### What you need to do
Reproduce the entries verbatim, beginning at the first line and ending after the line that contains "amount: 104,57 zł bbox=[800, 104, 957, 153]". Both boundary lines are included.

### Stored entries
════════

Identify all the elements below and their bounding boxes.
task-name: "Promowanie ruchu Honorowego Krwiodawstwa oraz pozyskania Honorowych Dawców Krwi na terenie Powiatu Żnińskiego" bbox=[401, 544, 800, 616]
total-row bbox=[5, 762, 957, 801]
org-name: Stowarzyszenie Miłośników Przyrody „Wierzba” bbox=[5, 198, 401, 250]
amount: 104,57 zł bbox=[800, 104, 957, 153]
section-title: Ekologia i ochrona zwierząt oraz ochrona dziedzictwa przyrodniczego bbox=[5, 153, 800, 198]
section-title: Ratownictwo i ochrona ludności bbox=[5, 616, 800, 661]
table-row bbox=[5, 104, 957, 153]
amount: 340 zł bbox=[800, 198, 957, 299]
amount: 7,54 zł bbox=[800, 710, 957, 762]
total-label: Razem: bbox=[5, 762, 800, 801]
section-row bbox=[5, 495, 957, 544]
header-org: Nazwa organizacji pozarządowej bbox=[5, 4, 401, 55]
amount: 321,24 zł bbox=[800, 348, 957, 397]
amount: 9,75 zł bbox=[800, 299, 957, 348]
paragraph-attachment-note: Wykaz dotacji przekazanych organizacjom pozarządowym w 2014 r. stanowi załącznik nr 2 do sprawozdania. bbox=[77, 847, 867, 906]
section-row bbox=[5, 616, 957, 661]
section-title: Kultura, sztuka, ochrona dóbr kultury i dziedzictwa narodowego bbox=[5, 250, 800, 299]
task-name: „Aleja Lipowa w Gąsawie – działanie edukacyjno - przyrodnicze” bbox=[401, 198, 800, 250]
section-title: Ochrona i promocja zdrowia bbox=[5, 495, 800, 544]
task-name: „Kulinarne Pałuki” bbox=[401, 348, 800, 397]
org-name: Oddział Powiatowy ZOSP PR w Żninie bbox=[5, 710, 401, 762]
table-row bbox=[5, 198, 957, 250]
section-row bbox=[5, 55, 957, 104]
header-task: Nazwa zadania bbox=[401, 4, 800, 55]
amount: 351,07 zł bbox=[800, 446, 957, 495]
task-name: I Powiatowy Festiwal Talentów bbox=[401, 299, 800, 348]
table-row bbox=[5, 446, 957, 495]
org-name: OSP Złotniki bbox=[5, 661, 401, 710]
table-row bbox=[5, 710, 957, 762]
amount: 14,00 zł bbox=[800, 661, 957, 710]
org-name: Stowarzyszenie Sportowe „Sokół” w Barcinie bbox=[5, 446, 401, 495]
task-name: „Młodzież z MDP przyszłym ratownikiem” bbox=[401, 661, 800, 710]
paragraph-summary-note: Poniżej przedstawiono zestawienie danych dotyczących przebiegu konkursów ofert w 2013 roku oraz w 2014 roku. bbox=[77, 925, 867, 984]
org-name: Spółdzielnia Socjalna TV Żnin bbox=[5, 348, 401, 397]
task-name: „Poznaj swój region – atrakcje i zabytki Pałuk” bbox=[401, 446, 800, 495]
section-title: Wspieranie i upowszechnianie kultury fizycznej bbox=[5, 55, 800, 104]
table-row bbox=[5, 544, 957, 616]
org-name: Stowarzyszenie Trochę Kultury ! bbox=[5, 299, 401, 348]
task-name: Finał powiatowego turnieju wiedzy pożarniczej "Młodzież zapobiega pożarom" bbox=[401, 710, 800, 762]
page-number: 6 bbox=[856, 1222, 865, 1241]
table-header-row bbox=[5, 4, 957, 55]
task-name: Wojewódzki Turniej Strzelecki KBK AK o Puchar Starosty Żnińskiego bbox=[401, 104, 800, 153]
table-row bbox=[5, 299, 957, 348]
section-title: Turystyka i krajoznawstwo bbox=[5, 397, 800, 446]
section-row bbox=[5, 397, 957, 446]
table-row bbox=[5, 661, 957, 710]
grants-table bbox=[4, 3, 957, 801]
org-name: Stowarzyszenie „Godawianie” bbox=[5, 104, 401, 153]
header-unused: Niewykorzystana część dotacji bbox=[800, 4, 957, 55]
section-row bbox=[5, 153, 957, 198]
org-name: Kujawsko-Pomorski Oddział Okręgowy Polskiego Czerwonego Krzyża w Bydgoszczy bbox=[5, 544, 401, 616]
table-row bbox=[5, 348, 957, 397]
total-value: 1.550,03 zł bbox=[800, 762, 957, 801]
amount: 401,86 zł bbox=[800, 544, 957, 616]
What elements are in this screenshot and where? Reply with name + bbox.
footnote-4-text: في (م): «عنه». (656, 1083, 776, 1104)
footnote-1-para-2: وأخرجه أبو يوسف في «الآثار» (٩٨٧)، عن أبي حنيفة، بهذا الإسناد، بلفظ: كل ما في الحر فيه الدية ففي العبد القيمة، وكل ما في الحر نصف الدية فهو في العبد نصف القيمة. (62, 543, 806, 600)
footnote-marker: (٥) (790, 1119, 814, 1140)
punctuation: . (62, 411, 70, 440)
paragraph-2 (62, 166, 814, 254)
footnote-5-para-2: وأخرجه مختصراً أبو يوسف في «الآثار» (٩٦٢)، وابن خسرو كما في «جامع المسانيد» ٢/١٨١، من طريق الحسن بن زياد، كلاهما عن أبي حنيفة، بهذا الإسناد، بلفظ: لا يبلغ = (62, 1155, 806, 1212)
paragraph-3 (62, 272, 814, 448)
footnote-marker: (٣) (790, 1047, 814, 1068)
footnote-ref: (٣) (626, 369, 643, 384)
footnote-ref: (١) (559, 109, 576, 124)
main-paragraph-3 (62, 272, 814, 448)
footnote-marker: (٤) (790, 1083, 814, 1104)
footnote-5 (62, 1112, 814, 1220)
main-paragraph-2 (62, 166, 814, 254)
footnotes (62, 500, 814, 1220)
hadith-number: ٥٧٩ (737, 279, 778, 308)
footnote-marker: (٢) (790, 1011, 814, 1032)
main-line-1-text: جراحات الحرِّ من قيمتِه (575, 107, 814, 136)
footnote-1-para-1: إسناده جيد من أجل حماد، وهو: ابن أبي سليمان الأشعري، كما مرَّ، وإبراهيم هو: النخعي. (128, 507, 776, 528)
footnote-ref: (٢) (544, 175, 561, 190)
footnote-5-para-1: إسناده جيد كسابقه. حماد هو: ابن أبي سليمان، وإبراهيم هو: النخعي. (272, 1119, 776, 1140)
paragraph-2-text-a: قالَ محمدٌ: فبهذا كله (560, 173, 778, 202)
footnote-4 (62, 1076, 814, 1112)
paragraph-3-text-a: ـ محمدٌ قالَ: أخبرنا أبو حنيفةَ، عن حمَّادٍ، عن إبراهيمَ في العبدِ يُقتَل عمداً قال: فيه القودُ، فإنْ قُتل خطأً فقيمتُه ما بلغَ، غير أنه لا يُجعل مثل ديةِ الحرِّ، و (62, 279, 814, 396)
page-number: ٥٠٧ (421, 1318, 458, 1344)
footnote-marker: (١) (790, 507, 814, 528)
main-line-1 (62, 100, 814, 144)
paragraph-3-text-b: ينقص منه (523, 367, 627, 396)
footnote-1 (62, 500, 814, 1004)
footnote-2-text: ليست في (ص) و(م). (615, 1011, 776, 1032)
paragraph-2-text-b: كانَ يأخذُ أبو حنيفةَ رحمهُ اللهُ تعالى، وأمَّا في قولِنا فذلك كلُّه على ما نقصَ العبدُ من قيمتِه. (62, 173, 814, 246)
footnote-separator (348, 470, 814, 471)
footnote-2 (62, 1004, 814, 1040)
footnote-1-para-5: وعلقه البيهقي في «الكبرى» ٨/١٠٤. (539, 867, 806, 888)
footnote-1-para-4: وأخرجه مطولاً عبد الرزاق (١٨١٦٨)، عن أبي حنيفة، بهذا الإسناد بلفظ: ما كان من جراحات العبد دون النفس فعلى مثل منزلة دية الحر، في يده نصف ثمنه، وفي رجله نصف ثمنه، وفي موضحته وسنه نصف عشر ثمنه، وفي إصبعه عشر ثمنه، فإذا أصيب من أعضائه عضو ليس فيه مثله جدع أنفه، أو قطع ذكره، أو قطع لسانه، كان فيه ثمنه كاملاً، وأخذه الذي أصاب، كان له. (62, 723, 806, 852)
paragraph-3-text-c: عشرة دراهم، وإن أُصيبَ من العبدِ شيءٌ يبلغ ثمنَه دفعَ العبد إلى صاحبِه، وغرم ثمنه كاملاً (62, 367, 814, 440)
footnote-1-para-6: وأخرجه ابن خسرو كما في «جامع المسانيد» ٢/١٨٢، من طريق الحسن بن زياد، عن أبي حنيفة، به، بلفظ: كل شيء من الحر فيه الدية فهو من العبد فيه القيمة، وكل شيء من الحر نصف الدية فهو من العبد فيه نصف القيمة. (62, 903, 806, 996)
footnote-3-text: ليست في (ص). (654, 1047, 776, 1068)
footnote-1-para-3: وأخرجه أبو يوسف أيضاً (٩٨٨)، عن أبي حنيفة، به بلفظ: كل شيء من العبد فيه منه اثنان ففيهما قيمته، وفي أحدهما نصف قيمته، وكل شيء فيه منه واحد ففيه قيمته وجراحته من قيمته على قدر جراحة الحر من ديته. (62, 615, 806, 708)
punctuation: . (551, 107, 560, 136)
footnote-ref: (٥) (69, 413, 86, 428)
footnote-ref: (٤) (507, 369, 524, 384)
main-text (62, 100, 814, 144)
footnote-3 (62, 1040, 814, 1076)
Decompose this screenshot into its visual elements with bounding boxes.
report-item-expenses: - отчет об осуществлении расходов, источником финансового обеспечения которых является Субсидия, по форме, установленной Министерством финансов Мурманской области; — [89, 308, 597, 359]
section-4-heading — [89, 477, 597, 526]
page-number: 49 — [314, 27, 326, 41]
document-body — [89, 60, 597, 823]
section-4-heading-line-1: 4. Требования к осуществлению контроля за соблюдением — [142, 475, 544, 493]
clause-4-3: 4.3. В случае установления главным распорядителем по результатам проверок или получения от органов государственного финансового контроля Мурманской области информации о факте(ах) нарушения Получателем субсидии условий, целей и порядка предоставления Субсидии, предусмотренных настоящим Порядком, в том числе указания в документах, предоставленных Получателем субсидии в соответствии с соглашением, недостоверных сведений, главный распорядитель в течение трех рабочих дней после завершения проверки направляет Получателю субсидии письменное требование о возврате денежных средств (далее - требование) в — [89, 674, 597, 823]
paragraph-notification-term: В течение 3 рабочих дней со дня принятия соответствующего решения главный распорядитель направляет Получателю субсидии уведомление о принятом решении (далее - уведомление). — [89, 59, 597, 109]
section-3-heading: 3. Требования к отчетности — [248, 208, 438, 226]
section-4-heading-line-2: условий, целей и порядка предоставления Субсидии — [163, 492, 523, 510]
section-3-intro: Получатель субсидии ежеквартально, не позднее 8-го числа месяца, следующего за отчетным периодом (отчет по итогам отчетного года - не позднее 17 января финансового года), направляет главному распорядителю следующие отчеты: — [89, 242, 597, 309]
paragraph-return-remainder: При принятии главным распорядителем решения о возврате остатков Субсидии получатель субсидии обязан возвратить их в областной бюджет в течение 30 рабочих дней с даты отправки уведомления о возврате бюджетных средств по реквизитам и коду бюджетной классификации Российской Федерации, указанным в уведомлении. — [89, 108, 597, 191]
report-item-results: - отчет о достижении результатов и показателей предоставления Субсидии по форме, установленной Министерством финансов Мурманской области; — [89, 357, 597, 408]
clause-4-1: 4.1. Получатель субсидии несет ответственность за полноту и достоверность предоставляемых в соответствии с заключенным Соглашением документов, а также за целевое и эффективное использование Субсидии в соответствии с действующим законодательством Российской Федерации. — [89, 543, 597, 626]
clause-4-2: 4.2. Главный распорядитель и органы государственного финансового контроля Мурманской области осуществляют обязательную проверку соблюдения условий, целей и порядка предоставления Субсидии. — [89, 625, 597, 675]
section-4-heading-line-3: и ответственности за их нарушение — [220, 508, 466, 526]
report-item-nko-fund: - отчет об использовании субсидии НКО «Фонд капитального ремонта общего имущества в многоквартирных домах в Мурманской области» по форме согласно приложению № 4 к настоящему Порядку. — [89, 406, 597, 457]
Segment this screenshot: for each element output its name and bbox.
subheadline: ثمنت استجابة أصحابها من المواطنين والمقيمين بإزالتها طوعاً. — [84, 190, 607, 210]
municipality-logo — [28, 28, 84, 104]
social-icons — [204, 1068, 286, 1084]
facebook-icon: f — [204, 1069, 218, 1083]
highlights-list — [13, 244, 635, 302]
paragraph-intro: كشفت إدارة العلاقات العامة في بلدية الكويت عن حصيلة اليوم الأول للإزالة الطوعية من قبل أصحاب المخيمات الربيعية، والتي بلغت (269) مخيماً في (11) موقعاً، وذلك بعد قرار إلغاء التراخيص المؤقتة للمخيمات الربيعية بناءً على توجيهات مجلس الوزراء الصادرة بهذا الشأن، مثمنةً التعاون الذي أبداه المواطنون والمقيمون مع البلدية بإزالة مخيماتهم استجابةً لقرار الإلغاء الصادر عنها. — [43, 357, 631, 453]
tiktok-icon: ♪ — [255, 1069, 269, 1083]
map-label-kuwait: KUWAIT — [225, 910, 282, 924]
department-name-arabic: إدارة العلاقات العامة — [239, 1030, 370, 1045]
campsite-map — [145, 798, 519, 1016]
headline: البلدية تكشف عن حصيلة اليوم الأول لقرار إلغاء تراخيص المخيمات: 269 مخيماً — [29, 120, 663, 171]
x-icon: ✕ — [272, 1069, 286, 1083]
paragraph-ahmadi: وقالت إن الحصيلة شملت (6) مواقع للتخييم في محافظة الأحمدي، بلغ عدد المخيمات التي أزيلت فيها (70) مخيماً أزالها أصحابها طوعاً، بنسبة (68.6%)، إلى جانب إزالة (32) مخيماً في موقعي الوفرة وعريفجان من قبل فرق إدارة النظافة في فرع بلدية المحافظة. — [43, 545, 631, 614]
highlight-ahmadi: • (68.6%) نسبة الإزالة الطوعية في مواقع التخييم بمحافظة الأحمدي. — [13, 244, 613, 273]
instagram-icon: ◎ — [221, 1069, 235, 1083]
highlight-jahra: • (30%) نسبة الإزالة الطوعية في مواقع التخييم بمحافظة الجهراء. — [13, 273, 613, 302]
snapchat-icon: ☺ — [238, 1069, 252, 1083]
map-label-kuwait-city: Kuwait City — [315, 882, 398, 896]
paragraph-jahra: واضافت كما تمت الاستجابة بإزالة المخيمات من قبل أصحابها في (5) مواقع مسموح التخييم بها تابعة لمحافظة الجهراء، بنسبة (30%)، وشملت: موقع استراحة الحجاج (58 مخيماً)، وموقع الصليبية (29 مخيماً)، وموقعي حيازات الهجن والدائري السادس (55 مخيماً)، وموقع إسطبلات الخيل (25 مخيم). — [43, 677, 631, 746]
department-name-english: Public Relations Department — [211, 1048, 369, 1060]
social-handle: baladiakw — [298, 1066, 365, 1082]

════════

### Solution for this task
Identify all the elements below and their bounding boxes.
task-name: "Promowanie ruchu Honorowego Krwiodawstwa oraz pozyskania Honorowych Dawców Krwi na terenie Powiatu Żnińskiego" bbox=[401, 544, 800, 616]
total-row bbox=[5, 762, 957, 801]
org-name: Stowarzyszenie Miłośników Przyrody „Wierzba” bbox=[5, 198, 401, 250]
amount: 104,57 zł bbox=[800, 104, 957, 153]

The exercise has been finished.